▸ **Task to complete**: Restate the entire listing word for word.

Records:
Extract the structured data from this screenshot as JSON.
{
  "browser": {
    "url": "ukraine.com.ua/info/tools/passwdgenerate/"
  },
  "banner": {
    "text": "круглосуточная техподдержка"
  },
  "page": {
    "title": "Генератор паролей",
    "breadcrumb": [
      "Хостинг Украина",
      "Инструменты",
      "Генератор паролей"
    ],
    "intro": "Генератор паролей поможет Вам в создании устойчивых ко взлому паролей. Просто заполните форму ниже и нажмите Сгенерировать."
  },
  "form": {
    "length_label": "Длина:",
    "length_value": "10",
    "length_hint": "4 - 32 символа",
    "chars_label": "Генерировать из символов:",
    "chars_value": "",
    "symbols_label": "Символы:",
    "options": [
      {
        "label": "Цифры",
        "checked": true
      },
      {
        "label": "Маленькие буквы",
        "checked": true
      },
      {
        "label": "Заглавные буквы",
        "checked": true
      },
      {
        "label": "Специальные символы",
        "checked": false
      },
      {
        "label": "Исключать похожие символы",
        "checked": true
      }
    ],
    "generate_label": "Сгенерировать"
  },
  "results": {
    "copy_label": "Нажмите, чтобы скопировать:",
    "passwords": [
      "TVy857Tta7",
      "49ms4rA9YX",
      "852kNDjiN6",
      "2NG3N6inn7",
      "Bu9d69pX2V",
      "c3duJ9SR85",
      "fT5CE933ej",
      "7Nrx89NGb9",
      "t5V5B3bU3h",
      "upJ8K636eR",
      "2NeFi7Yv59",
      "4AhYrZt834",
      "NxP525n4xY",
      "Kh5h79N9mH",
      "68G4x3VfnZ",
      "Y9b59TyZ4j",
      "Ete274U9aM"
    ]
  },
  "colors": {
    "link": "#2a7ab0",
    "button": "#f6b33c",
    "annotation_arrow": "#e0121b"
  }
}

▸ **Answer to the problem**:
Extract the structured data from this screenshot as JSON.
{
  "browser": {
    "url": "ukraine.com.ua/info/tools/passwdgenerate/"
  },
  "banner": {
    "text": "круглосуточная техподдержка"
  },
  "page": {
    "title": "Генератор паролей",
    "breadcrumb": [
      "Хостинг Украина",
      "Инструменты",
      "Генератор паролей"
    ],
    "intro": "Генератор паролей поможет Вам в создании устойчивых ко взлому паролей. Просто заполните форму ниже и нажмите Сгенерировать."
  },
  "form": {
    "length_label": "Длина:",
    "length_value": "10",
    "length_hint": "4 - 32 символа",
    "chars_label": "Генерировать из символов:",
    "chars_value": "",
    "symbols_label": "Символы:",
    "options": [
      {
        "label": "Цифры",
        "checked": true
      },
      {
        "label": "Маленькие буквы",
        "checked": true
      },
      {
        "label": "Заглавные буквы",
        "checked": true
      },
      {
        "label": "Специальные символы",
        "checked": false
      },
      {
        "label": "Исключать похожие символы",
        "checked": true
      }
    ],
    "generate_label": "Сгенерировать"
  },
  "results": {
    "copy_label": "Нажмите, чтобы скопировать:",
    "passwords": [
      "TVy857Tta7",
      "49ms4rA9YX",
      "852kNDjiN6",
      "2NG3N6inn7",
      "Bu9d69pX2V",
      "c3duJ9SR85",
      "fT5CE933ej",
      "7Nrx89NGb9",
      "t5V5B3bU3h",
      "upJ8K636eR",
      "2NeFi7Yv59",
      "4AhYrZt834",
      "NxP525n4xY",
      "Kh5h79N9mH",
      "68G4x3VfnZ",
      "Y9b59TyZ4j",
      "Ete274U9aM"
    ]
  },
  "colors": {
    "link": "#2a7ab0",
    "button": "#f6b33c",
    "annotation_arrow": "#e0121b"
  }
}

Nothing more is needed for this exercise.